**Given instruction**
Print, exactly and completely, every entry in the data.

>> Start Exercise materials

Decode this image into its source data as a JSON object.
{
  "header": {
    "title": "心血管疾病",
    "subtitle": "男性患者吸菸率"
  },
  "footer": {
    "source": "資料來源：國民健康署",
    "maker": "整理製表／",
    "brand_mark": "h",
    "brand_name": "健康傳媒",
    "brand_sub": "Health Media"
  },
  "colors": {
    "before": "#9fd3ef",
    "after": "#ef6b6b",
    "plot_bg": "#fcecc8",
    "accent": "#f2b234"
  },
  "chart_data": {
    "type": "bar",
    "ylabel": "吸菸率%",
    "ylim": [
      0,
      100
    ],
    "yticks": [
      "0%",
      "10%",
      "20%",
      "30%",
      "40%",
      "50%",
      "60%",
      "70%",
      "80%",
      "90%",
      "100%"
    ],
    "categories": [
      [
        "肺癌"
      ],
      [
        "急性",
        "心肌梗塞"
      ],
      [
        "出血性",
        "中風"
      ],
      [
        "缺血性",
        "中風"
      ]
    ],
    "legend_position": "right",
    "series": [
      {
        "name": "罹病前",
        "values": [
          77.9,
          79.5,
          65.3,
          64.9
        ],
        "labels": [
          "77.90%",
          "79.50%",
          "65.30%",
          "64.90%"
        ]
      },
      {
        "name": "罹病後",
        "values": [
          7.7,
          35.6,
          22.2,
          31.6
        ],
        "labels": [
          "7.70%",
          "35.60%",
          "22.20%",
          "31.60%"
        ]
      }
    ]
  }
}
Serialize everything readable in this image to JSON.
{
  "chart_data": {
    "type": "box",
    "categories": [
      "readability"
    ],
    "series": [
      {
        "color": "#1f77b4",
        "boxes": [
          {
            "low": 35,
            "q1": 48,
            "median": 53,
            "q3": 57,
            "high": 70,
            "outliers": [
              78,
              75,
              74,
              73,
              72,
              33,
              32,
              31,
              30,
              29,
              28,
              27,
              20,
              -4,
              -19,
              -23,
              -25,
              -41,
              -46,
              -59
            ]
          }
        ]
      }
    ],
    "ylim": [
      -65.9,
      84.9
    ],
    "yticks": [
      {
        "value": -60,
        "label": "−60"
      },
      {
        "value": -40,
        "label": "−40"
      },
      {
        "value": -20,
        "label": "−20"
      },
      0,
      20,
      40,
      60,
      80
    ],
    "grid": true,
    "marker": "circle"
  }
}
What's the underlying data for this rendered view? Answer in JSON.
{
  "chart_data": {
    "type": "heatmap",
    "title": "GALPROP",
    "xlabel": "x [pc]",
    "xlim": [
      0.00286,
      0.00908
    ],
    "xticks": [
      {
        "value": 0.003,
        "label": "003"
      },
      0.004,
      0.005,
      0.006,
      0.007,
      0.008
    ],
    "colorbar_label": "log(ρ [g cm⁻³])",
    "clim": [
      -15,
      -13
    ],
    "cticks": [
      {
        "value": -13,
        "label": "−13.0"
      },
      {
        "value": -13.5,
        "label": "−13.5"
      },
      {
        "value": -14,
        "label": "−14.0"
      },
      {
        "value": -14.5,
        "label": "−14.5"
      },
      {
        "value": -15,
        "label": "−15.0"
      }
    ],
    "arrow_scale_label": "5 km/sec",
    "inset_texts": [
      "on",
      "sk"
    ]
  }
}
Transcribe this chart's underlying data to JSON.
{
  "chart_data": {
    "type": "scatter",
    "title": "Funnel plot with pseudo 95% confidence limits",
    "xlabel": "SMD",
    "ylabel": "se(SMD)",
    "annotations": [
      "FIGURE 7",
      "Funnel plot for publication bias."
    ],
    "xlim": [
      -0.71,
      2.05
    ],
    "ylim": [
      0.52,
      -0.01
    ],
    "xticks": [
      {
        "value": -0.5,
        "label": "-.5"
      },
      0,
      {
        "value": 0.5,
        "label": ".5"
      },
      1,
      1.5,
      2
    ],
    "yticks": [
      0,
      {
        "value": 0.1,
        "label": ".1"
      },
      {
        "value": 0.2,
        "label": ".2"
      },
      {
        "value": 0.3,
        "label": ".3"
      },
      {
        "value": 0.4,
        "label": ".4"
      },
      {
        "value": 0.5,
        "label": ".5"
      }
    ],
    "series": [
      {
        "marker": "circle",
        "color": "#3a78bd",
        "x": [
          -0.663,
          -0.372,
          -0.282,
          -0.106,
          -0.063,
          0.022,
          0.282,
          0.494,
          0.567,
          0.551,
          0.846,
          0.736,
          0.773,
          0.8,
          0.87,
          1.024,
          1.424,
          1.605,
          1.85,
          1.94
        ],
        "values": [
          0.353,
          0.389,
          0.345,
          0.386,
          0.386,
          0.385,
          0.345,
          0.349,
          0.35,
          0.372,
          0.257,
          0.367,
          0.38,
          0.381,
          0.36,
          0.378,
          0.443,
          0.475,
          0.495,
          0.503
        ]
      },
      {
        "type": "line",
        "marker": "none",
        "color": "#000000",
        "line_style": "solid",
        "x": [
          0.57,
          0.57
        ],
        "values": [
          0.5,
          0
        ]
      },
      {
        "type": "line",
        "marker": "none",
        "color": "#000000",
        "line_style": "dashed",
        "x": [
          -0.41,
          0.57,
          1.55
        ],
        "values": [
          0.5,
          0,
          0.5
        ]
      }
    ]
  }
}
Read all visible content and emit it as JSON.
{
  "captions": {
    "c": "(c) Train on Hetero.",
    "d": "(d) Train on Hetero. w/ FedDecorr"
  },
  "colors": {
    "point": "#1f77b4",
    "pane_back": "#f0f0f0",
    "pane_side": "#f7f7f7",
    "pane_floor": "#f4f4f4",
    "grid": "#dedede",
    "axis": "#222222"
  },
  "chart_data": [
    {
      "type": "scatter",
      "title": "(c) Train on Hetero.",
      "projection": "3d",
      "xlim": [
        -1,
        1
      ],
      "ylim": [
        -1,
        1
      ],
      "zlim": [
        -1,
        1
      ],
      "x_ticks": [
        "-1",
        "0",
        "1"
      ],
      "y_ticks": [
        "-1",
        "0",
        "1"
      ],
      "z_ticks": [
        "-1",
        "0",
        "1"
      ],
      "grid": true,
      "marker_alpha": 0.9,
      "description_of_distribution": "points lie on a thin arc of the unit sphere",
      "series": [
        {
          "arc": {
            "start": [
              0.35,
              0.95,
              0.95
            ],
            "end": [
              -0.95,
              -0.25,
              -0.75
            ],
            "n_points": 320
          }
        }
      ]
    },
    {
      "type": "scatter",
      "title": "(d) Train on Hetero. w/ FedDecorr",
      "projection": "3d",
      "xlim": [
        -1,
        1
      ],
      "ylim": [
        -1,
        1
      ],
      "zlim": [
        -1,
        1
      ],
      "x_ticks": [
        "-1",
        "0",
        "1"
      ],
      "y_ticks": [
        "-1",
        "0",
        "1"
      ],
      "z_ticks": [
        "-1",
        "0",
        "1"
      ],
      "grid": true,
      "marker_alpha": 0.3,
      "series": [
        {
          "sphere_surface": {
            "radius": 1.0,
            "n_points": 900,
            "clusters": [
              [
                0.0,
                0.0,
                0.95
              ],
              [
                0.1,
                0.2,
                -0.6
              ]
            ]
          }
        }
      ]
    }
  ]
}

>> End Exercise materials

**Correct response**
Decode this image into its source data as a JSON object.
{
  "header": {
    "title": "心血管疾病",
    "subtitle": "男性患者吸菸率"
  },
  "footer": {
    "source": "資料來源：國民健康署",
    "maker": "整理製表／",
    "brand_mark": "h",
    "brand_name": "健康傳媒",
    "brand_sub": "Health Media"
  },
  "colors": {
    "before": "#9fd3ef",
    "after": "#ef6b6b",
    "plot_bg": "#fcecc8",
    "accent": "#f2b234"
  },
  "chart_data": {
    "type": "bar",
    "ylabel": "吸菸率%",
    "ylim": [
      0,
      100
    ],
    "yticks": [
      "0%",
      "10%",
      "20%",
      "30%",
      "40%",
      "50%",
      "60%",
      "70%",
      "80%",
      "90%",
      "100%"
    ],
    "categories": [
      [
        "肺癌"
      ],
      [
        "急性",
        "心肌梗塞"
      ],
      [
        "出血性",
        "中風"
      ],
      [
        "缺血性",
        "中風"
      ]
    ],
    "legend_position": "right",
    "series": [
      {
        "name": "罹病前",
        "values": [
          77.9,
          79.5,
          65.3,
          64.9
        ],
        "labels": [
          "77.90%",
          "79.50%",
          "65.30%",
          "64.90%"
        ]
      },
      {
        "name": "罹病後",
        "values": [
          7.7,
          35.6,
          22.2,
          31.6
        ],
        "labels": [
          "7.70%",
          "35.60%",
          "22.20%",
          "31.60%"
        ]
      }
    ]
  }
}
Serialize everything readable in this image to JSON.
{
  "chart_data": {
    "type": "box",
    "categories": [
      "readability"
    ],
    "series": [
      {
        "color": "#1f77b4",
        "boxes": [
          {
            "low": 35,
            "q1": 48,
            "median": 53,
            "q3": 57,
            "high": 70,
            "outliers": [
              78,
              75,
              74,
              73,
              72,
              33,
              32,
              31,
              30,
              29,
              28,
              27,
              20,
              -4,
              -19,
              -23,
              -25,
              -41,
              -46,
              -59
            ]
          }
        ]
      }
    ],
    "ylim": [
      -65.9,
      84.9
    ],
    "yticks": [
      {
        "value": -60,
        "label": "−60"
      },
      {
        "value": -40,
        "label": "−40"
      },
      {
        "value": -20,
        "label": "−20"
      },
      0,
      20,
      40,
      60,
      80
    ],
    "grid": true,
    "marker": "circle"
  }
}
What's the underlying data for this rendered view? Answer in JSON.
{
  "chart_data": {
    "type": "heatmap",
    "title": "GALPROP",
    "xlabel": "x [pc]",
    "xlim": [
      0.00286,
      0.00908
    ],
    "xticks": [
      {
        "value": 0.003,
        "label": "003"
      },
      0.004,
      0.005,
      0.006,
      0.007,
      0.008
    ],
    "colorbar_label": "log(ρ [g cm⁻³])",
    "clim": [
      -15,
      -13
    ],
    "cticks": [
      {
        "value": -13,
        "label": "−13.0"
      },
      {
        "value": -13.5,
        "label": "−13.5"
      },
      {
        "value": -14,
        "label": "−14.0"
      },
      {
        "value": -14.5,
        "label": "−14.5"
      },
      {
        "value": -15,
        "label": "−15.0"
      }
    ],
    "arrow_scale_label": "5 km/sec",
    "inset_texts": [
      "on",
      "sk"
    ]
  }
}
Transcribe this chart's underlying data to JSON.
{
  "chart_data": {
    "type": "scatter",
    "title": "Funnel plot with pseudo 95% confidence limits",
    "xlabel": "SMD",
    "ylabel": "se(SMD)",
    "annotations": [
      "FIGURE 7",
      "Funnel plot for publication bias."
    ],
    "xlim": [
      -0.71,
      2.05
    ],
    "ylim": [
      0.52,
      -0.01
    ],
    "xticks": [
      {
        "value": -0.5,
        "label": "-.5"
      },
      0,
      {
        "value": 0.5,
        "label": ".5"
      },
      1,
      1.5,
      2
    ],
    "yticks": [
      0,
      {
        "value": 0.1,
        "label": ".1"
      },
      {
        "value": 0.2,
        "label": ".2"
      },
      {
        "value": 0.3,
        "label": ".3"
      },
      {
        "value": 0.4,
        "label": ".4"
      },
      {
        "value": 0.5,
        "label": ".5"
      }
    ],
    "series": [
      {
        "marker": "circle",
        "color": "#3a78bd",
        "x": [
          -0.663,
          -0.372,
          -0.282,
          -0.106,
          -0.063,
          0.022,
          0.282,
          0.494,
          0.567,
          0.551,
          0.846,
          0.736,
          0.773,
          0.8,
          0.87,
          1.024,
          1.424,
          1.605,
          1.85,
          1.94
        ],
        "values": [
          0.353,
          0.389,
          0.345,
          0.386,
          0.386,
          0.385,
          0.345,
          0.349,
          0.35,
          0.372,
          0.257,
          0.367,
          0.38,
          0.381,
          0.36,
          0.378,
          0.443,
          0.475,
          0.495,
          0.503
        ]
      },
      {
        "type": "line",
        "marker": "none",
        "color": "#000000",
        "line_style": "solid",
        "x": [
          0.57,
          0.57
        ],
        "values": [
          0.5,
          0
        ]
      },
      {
        "type": "line",
        "marker": "none",
        "color": "#000000",
        "line_style": "dashed",
        "x": [
          -0.41,
          0.57,
          1.55
        ],
        "values": [
          0.5,
          0,
          0.5
        ]
      }
    ]
  }
}
Read all visible content and emit it as JSON.
{
  "captions": {
    "c": "(c) Train on Hetero.",
    "d": "(d) Train on Hetero. w/ FedDecorr"
  },
  "colors": {
    "point": "#1f77b4",
    "pane_back": "#f0f0f0",
    "pane_side": "#f7f7f7",
    "pane_floor": "#f4f4f4",
    "grid": "#dedede",
    "axis": "#222222"
  },
  "chart_data": [
    {
      "type": "scatter",
      "title": "(c) Train on Hetero.",
      "projection": "3d",
      "xlim": [
        -1,
        1
      ],
      "ylim": [
        -1,
        1
      ],
      "zlim": [
        -1,
        1
      ],
      "x_ticks": [
        "-1",
        "0",
        "1"
      ],
      "y_ticks": [
        "-1",
        "0",
        "1"
      ],
      "z_ticks": [
        "-1",
        "0",
        "1"
      ],
      "grid": true,
      "marker_alpha": 0.9,
      "description_of_distribution": "points lie on a thin arc of the unit sphere",
      "series": [
        {
          "arc": {
            "start": [
              0.35,
              0.95,
              0.95
            ],
            "end": [
              -0.95,
              -0.25,
              -0.75
            ],
            "n_points": 320
          }
        }
      ]
    },
    {
      "type": "scatter",
      "title": "(d) Train on Hetero. w/ FedDecorr",
      "projection": "3d",
      "xlim": [
        -1,
        1
      ],
      "ylim": [
        -1,
        1
      ],
      "zlim": [
        -1,
        1
      ],
      "x_ticks": [
        "-1",
        "0",
        "1"
      ],
      "y_ticks": [
        "-1",
        "0",
        "1"
      ],
      "z_ticks": [
        "-1",
        "0",
        "1"
      ],
      "grid": true,
      "marker_alpha": 0.3,
      "series": [
        {
          "sphere_surface": {
            "radius": 1.0,
            "n_points": 900,
            "clusters": [
              [
                0.0,
                0.0,
                0.95
              ],
              [
                0.1,
                0.2,
                -0.6
              ]
            ]
          }
        }
      ]
    }
  ]
}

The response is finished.